▶ SHORT PROBLEM: Pull out every line below that contains the word "likes".

[Data items]
#####
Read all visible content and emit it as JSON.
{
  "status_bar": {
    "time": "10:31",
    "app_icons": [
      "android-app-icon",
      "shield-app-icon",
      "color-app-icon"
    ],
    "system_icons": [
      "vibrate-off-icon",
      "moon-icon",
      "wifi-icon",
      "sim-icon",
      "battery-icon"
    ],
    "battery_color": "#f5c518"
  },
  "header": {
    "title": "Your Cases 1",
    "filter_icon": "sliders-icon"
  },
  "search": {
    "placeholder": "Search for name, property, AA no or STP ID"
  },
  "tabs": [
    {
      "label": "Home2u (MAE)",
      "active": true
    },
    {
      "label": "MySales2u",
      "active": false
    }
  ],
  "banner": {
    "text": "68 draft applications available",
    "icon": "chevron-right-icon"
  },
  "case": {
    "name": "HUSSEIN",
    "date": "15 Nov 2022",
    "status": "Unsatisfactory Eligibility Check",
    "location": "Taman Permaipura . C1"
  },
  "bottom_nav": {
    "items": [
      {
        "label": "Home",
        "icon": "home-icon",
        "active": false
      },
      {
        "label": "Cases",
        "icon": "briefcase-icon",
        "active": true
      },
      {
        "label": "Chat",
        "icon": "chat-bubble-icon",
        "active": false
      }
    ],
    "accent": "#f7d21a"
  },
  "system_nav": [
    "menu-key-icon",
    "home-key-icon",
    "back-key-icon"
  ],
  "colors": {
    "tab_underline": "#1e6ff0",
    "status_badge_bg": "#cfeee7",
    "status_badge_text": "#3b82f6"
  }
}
#####
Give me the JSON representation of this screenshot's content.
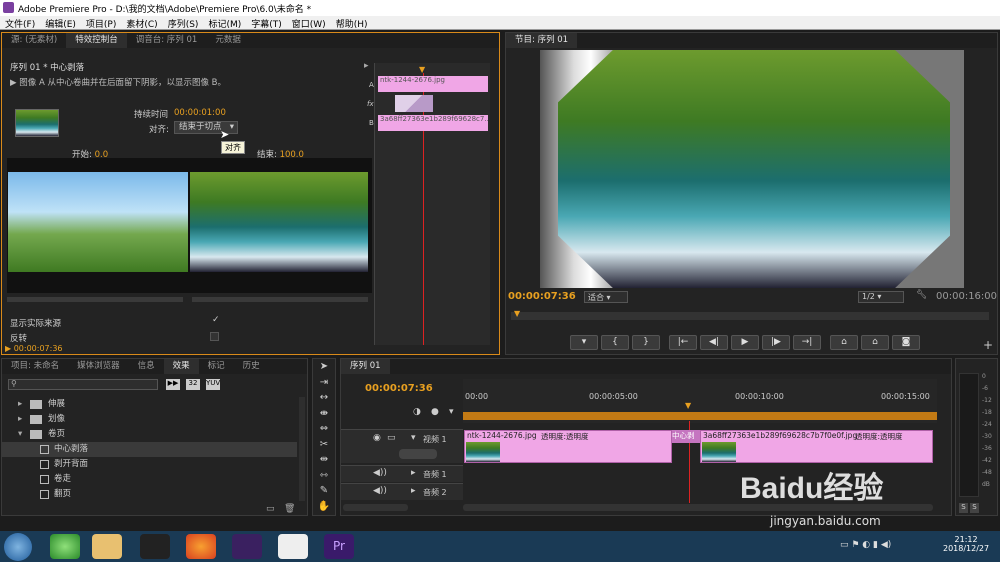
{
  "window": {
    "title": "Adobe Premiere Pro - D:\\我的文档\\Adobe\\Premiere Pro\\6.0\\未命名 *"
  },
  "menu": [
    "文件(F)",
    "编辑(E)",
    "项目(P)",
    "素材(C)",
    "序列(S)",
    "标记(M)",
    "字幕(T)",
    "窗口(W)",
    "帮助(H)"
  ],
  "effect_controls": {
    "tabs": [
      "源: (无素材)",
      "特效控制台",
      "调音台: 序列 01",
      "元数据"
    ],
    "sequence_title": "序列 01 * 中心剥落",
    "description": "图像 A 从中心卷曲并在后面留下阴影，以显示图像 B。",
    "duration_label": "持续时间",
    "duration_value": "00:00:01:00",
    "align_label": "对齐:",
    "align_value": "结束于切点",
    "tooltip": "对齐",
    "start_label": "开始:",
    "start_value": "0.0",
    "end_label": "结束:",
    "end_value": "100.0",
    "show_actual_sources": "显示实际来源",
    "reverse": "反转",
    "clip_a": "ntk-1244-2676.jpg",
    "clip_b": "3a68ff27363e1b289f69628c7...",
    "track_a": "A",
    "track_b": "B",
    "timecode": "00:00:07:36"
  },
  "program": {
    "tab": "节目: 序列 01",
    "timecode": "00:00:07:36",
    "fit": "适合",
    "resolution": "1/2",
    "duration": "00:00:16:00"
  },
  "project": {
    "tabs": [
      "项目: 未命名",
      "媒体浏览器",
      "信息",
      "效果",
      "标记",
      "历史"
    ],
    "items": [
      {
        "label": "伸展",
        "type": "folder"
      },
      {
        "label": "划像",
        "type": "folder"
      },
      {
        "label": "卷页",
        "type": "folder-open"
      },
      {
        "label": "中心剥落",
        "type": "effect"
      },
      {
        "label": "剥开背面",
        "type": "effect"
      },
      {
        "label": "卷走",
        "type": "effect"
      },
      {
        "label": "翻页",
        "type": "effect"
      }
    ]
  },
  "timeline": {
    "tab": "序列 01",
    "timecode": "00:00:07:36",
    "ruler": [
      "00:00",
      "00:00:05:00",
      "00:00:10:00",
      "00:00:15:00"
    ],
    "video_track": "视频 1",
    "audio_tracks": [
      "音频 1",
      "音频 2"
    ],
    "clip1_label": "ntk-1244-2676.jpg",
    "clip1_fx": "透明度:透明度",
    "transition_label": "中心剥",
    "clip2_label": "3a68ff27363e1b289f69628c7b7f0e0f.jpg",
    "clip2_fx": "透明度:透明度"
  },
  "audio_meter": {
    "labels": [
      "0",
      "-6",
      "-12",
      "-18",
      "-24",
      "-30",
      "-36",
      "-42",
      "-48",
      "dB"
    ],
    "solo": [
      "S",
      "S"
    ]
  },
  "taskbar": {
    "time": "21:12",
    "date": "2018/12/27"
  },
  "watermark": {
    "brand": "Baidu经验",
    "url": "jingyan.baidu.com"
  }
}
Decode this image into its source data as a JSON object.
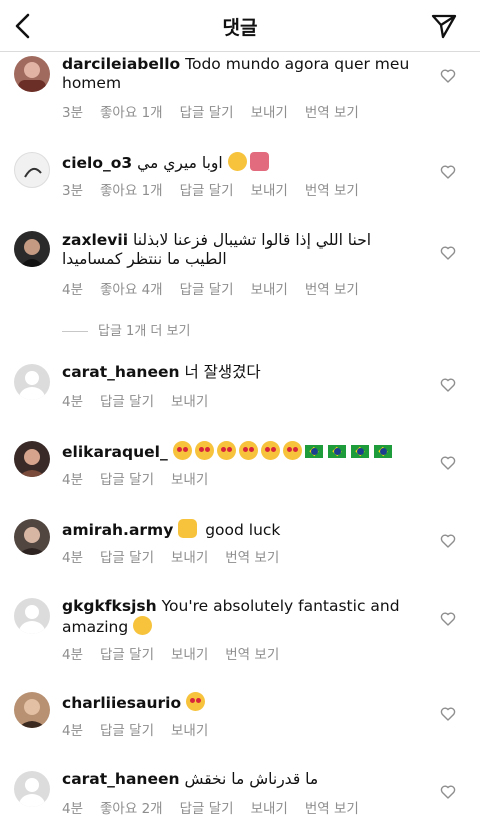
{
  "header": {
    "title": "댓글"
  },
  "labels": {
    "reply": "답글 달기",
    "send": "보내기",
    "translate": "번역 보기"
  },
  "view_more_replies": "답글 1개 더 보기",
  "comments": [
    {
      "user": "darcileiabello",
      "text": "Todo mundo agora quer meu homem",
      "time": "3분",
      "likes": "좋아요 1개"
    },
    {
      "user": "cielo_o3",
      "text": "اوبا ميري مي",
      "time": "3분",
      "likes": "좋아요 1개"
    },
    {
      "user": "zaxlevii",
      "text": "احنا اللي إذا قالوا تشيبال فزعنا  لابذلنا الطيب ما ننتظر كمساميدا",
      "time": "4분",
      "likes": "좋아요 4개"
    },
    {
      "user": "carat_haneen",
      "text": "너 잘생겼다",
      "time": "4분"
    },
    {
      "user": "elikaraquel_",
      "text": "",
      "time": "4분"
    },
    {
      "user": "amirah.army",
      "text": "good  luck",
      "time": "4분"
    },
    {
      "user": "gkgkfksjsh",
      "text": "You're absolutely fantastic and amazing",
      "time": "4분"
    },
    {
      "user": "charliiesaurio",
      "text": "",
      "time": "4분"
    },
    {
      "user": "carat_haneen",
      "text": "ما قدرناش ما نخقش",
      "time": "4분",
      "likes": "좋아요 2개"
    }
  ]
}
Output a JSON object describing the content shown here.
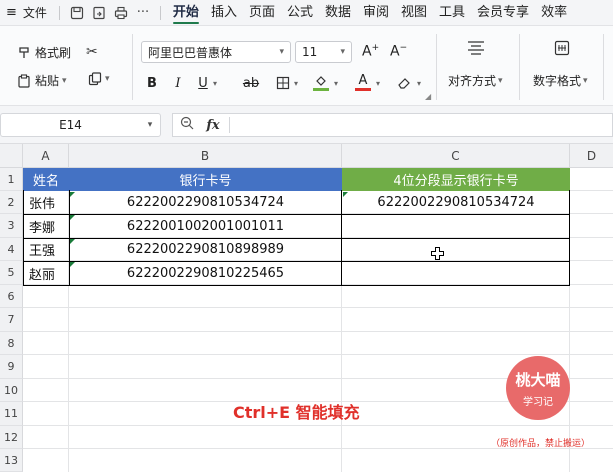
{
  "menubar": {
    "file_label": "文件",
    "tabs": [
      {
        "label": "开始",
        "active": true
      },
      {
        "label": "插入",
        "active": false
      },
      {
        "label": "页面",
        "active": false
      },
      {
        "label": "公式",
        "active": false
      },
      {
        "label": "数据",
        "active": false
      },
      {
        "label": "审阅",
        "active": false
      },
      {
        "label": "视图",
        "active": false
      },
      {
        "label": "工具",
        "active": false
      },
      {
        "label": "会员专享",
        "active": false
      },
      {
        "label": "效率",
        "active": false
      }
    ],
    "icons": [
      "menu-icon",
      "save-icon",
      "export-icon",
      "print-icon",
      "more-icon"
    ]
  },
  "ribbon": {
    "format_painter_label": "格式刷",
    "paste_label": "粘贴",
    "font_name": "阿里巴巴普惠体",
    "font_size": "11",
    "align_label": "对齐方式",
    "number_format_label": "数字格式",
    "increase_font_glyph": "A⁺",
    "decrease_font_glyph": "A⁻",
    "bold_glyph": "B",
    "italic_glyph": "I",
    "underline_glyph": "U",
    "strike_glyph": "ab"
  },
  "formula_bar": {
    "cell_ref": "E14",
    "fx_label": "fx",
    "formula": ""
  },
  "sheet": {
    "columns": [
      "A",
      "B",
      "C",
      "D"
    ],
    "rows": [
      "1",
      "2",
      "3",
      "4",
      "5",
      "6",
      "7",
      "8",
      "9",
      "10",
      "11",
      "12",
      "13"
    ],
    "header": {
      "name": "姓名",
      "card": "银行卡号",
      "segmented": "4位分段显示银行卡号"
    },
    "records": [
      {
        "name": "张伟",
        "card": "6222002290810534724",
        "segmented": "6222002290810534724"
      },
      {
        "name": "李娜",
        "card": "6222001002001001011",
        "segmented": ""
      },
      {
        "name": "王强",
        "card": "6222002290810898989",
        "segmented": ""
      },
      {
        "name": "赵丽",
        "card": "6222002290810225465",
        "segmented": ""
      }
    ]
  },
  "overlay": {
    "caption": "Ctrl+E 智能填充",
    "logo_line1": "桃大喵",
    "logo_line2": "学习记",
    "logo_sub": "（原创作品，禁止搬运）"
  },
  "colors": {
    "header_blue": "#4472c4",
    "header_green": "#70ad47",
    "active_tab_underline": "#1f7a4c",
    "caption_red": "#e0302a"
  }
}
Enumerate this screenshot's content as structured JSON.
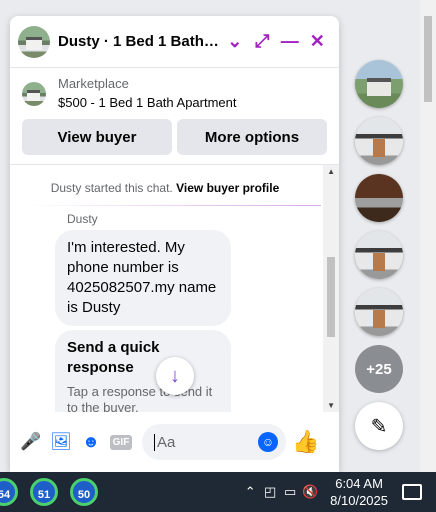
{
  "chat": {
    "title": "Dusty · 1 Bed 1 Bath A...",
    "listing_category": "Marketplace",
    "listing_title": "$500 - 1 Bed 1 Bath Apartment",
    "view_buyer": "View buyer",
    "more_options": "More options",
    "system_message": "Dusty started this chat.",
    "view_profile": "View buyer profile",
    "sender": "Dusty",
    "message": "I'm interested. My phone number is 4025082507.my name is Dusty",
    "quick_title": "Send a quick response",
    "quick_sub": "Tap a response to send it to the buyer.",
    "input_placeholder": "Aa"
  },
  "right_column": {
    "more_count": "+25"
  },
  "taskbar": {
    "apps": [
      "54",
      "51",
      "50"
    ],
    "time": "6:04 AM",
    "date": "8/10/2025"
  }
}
#####
▶ REPLY:
      "likes": "좋아요 1개"
      "likes": "좋아요 1개"
      "likes": "좋아요 4개"
      "likes": "좋아요 2개"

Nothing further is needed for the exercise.